START Records shown

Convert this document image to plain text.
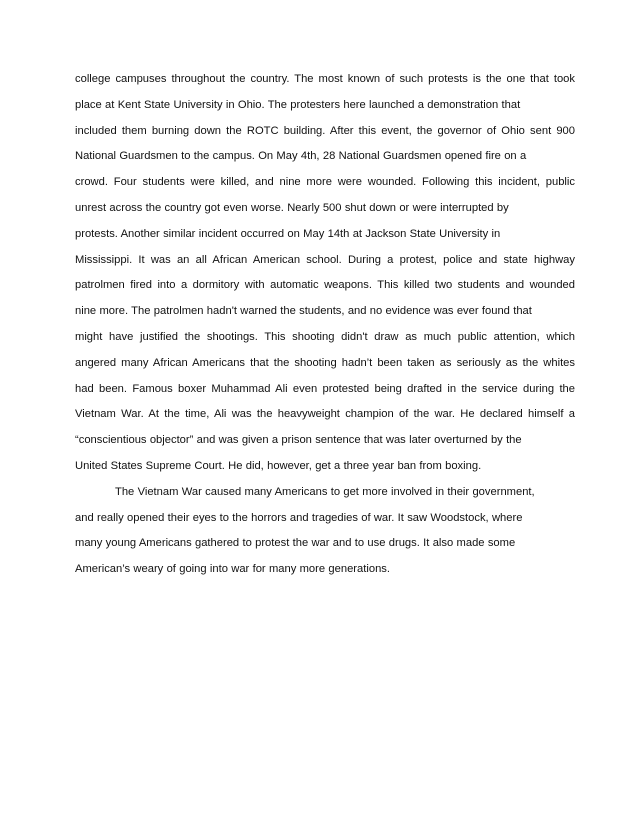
college campuses throughout the country. The most known of such protests is the one that took
place at Kent State University in Ohio. The protesters here launched a demonstration that
included them burning down the ROTC building. After this event, the governor of Ohio sent 900
National Guardsmen to the campus. On May 4th, 28 National Guardsmen opened fire on a
crowd. Four students were killed, and nine more were wounded. Following this incident, public
unrest across the country got even worse. Nearly 500 shut down or were interrupted by
protests. Another similar incident occurred on May 14th at Jackson State University in
Mississippi. It was an all African American school. During a protest, police and state highway
patrolmen fired into a dormitory with automatic weapons. This killed two students and wounded
nine more. The patrolmen hadn't warned the students, and no evidence was ever found that
might have justified the shootings. This shooting didn't draw as much public attention, which
angered many African Americans that the shooting hadn’t been taken as seriously as the whites
had been. Famous boxer Muhammad Ali even protested being drafted in the service during the
Vietnam War. At the time, Ali was the heavyweight champion of the war. He declared himself a
“conscientious objector” and was given a prison sentence that was later overturned by the
United States Supreme Court. He did, however, get a three year ban from boxing.
The Vietnam War caused many Americans to get more involved in their government,
and really opened their eyes to the horrors and tragedies of war. It saw Woodstock, where
many young Americans gathered to protest the war and to use drugs. It also made some
American’s weary of going into war for many more generations.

END Records shown

Work to be completed → Filter lines by "shooting" and return each hit.

Exercise answer →
might have justified the shootings. This shooting didn't draw as much public attention, which
angered many African Americans that the shooting hadn’t been taken as seriously as the whites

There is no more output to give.